* REQUIRED TASK
Without including any images, reproduce each entry exactly.

• • •

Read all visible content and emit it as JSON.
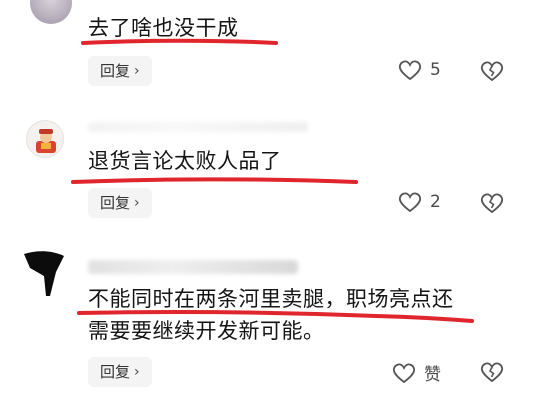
{
  "comments": [
    {
      "text": "去了啥也没干成",
      "reply_label": "回复",
      "like_count": "5"
    },
    {
      "text": "退货言论太败人品了",
      "reply_label": "回复",
      "like_count": "2"
    },
    {
      "text_line1": "不能同时在两条河里卖腿，职场亮点还",
      "text_line2": "需要要继续开发新可能。",
      "reply_label": "回复",
      "like_label": "赞"
    }
  ],
  "colors": {
    "underline": "#e0262d",
    "reply_bg": "#f4f4f5",
    "text": "#141414"
  },
  "icons": {
    "reply": "chevron-right-icon",
    "like": "heart-outline-icon",
    "dislike": "broken-heart-icon"
  }
}
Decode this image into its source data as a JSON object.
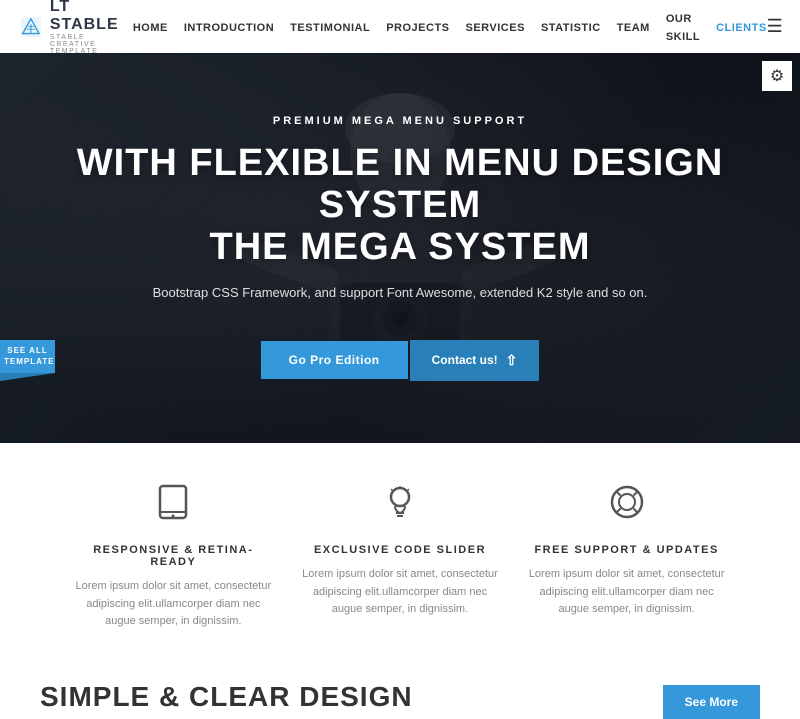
{
  "brand": {
    "title": "LT STABLE",
    "subtitle": "STABLE CREATIVE TEMPLATE"
  },
  "navbar": {
    "links": [
      {
        "label": "HOME",
        "id": "home"
      },
      {
        "label": "INTRODUCTION",
        "id": "introduction"
      },
      {
        "label": "TESTIMONIAL",
        "id": "testimonial"
      },
      {
        "label": "PROJECTS",
        "id": "projects"
      },
      {
        "label": "SERVICES",
        "id": "services"
      },
      {
        "label": "STATISTIC",
        "id": "statistic"
      },
      {
        "label": "TEAM",
        "id": "team"
      },
      {
        "label": "OUR SKILL",
        "id": "ourskill"
      },
      {
        "label": "CLIENTS",
        "id": "clients",
        "active": true
      }
    ]
  },
  "hero": {
    "pretitle": "PREMIUM MEGA MENU SUPPORT",
    "title_line1": "WITH FLEXIBLE IN MENU DESIGN SYSTEM",
    "title_line2": "THE MEGA SYSTEM",
    "subtitle": "Bootstrap CSS Framework, and support Font Awesome, extended K2 style and so on.",
    "btn_pro": "Go Pro Edition",
    "btn_contact": "Contact us!"
  },
  "see_all": "SEE ALL TEMPLATE",
  "gear_icon": "⚙",
  "features": [
    {
      "id": "responsive",
      "title": "RESPONSIVE & RETINA-READY",
      "text": "Lorem ipsum dolor sit amet, consectetur adipiscing elit.ullamcorper diam nec augue semper, in dignissim."
    },
    {
      "id": "code-slider",
      "title": "EXCLUSIVE CODE SLIDER",
      "text": "Lorem ipsum dolor sit amet, consectetur adipiscing elit.ullamcorper diam nec augue semper, in dignissim."
    },
    {
      "id": "support",
      "title": "FREE SUPPORT & UPDATES",
      "text": "Lorem ipsum dolor sit amet, consectetur adipiscing elit.ullamcorper diam nec augue semper, in dignissim."
    }
  ],
  "bottom": {
    "title": "SIMPLE & CLEAR DESIGN",
    "btn_label": "See More"
  }
}
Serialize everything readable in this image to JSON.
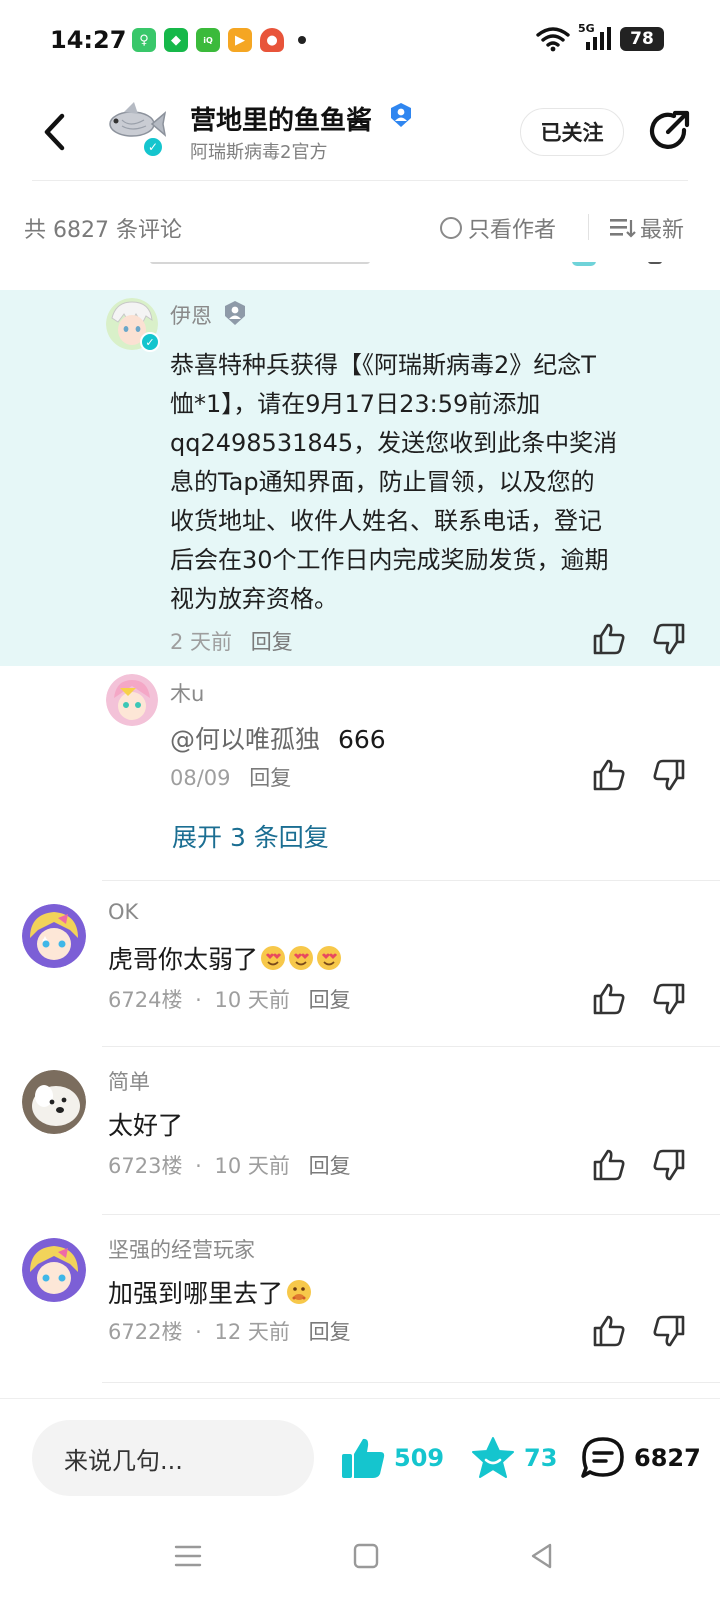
{
  "status_bar": {
    "time": "14:27",
    "network": "5G",
    "battery": "78"
  },
  "header": {
    "author_name": "营地里的鱼鱼酱",
    "author_subtitle": "阿瑞斯病毒2官方",
    "follow_label": "已关注"
  },
  "filter": {
    "count_text": "共 6827 条评论",
    "author_only_label": "只看作者",
    "sort_label": "最新"
  },
  "highlighted_reply": {
    "user": "伊恩",
    "lines": [
      "恭喜特种兵获得【《阿瑞斯病毒2》纪念T",
      "恤*1】，请在9月17日23:59前添加",
      "qq2498531845，发送您收到此条中奖消",
      "息的Tap通知界面，防止冒领，以及您的",
      "收货地址、收件人姓名、联系电话，登记",
      "后会在30个工作日内完成奖励发货，逾期",
      "视为放弃资格。"
    ],
    "time": "2 天前",
    "reply_label": "回复"
  },
  "second_reply": {
    "user": "木u",
    "mention": "@何以唯孤独",
    "text": "666",
    "time": "08/09",
    "reply_label": "回复"
  },
  "expand_label": "展开 3 条回复",
  "comments": [
    {
      "user": "OK",
      "text": "虎哥你太弱了",
      "floor": "6724楼",
      "time": "10 天前",
      "reply_label": "回复"
    },
    {
      "user": "简单",
      "text": "太好了",
      "floor": "6723楼",
      "time": "10 天前",
      "reply_label": "回复"
    },
    {
      "user": "坚强的经营玩家",
      "text": "加强到哪里去了",
      "floor": "6722楼",
      "time": "12 天前",
      "reply_label": "回复"
    }
  ],
  "bottom_bar": {
    "input_placeholder": "来说几句...",
    "likes": "509",
    "favorites": "73",
    "comments": "6827"
  },
  "colors": {
    "accent_teal": "#15c5ce",
    "highlight_bg": "#e6f7f7",
    "link_blue": "#1b6e92"
  }
}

• • •

* RESULT
Read all visible content and emit it as JSON.
{
  "comments": [
    {
      "text": "去了啥也没干成",
      "reply_label": "回复",
      "like_count": "5"
    },
    {
      "text": "退货言论太败人品了",
      "reply_label": "回复",
      "like_count": "2"
    },
    {
      "text_line1": "不能同时在两条河里卖腿，职场亮点还",
      "text_line2": "需要要继续开发新可能。",
      "reply_label": "回复",
      "like_label": "赞"
    }
  ],
  "colors": {
    "underline": "#e0262d",
    "reply_bg": "#f4f4f5",
    "text": "#141414"
  },
  "icons": {
    "reply": "chevron-right-icon",
    "like": "heart-outline-icon",
    "dislike": "broken-heart-icon"
  }
}
Decode this image into its source data as a JSON object.
{
  "brand": {
    "title": "LT STABLE",
    "subtitle": "STABLE CREATIVE TEMPLATE"
  },
  "navbar": {
    "links": [
      {
        "label": "HOME",
        "id": "home"
      },
      {
        "label": "INTRODUCTION",
        "id": "introduction"
      },
      {
        "label": "TESTIMONIAL",
        "id": "testimonial"
      },
      {
        "label": "PROJECTS",
        "id": "projects"
      },
      {
        "label": "SERVICES",
        "id": "services"
      },
      {
        "label": "STATISTIC",
        "id": "statistic"
      },
      {
        "label": "TEAM",
        "id": "team"
      },
      {
        "label": "OUR SKILL",
        "id": "ourskill"
      },
      {
        "label": "CLIENTS",
        "id": "clients",
        "active": true
      }
    ]
  },
  "hero": {
    "pretitle": "PREMIUM MEGA MENU SUPPORT",
    "title_line1": "WITH FLEXIBLE IN MENU DESIGN SYSTEM",
    "title_line2": "THE MEGA SYSTEM",
    "subtitle": "Bootstrap CSS Framework, and support Font Awesome, extended K2 style and so on.",
    "btn_pro": "Go Pro Edition",
    "btn_contact": "Contact us!"
  },
  "see_all": "SEE ALL TEMPLATE",
  "gear_icon": "⚙",
  "features": [
    {
      "id": "responsive",
      "title": "RESPONSIVE & RETINA-READY",
      "text": "Lorem ipsum dolor sit amet, consectetur adipiscing elit.ullamcorper diam nec augue semper, in dignissim."
    },
    {
      "id": "code-slider",
      "title": "EXCLUSIVE CODE SLIDER",
      "text": "Lorem ipsum dolor sit amet, consectetur adipiscing elit.ullamcorper diam nec augue semper, in dignissim."
    },
    {
      "id": "support",
      "title": "FREE SUPPORT & UPDATES",
      "text": "Lorem ipsum dolor sit amet, consectetur adipiscing elit.ullamcorper diam nec augue semper, in dignissim."
    }
  ],
  "bottom": {
    "title": "SIMPLE & CLEAR DESIGN",
    "btn_label": "See More"
  }
}
Serialize everything readable in this image to JSON.
{
  "status_bar": {
    "time": "14:27",
    "network": "5G",
    "battery": "78"
  },
  "header": {
    "author_name": "营地里的鱼鱼酱",
    "author_subtitle": "阿瑞斯病毒2官方",
    "follow_label": "已关注"
  },
  "filter": {
    "count_text": "共 6827 条评论",
    "author_only_label": "只看作者",
    "sort_label": "最新"
  },
  "highlighted_reply": {
    "user": "伊恩",
    "lines": [
      "恭喜特种兵获得【《阿瑞斯病毒2》纪念T",
      "恤*1】，请在9月17日23:59前添加",
      "qq2498531845，发送您收到此条中奖消",
      "息的Tap通知界面，防止冒领，以及您的",
      "收货地址、收件人姓名、联系电话，登记",
      "后会在30个工作日内完成奖励发货，逾期",
      "视为放弃资格。"
    ],
    "time": "2 天前",
    "reply_label": "回复"
  },
  "second_reply": {
    "user": "木u",
    "mention": "@何以唯孤独",
    "text": "666",
    "time": "08/09",
    "reply_label": "回复"
  },
  "expand_label": "展开 3 条回复",
  "comments": [
    {
      "user": "OK",
      "text": "虎哥你太弱了",
      "floor": "6724楼",
      "time": "10 天前",
      "reply_label": "回复"
    },
    {
      "user": "简单",
      "text": "太好了",
      "floor": "6723楼",
      "time": "10 天前",
      "reply_label": "回复"
    },
    {
      "user": "坚强的经营玩家",
      "text": "加强到哪里去了",
      "floor": "6722楼",
      "time": "12 天前",
      "reply_label": "回复"
    }
  ],
  "bottom_bar": {
    "input_placeholder": "来说几句...",
    "likes": "509",
    "favorites": "73",
    "comments": "6827"
  },
  "colors": {
    "accent_teal": "#15c5ce",
    "highlight_bg": "#e6f7f7",
    "link_blue": "#1b6e92"
  }
}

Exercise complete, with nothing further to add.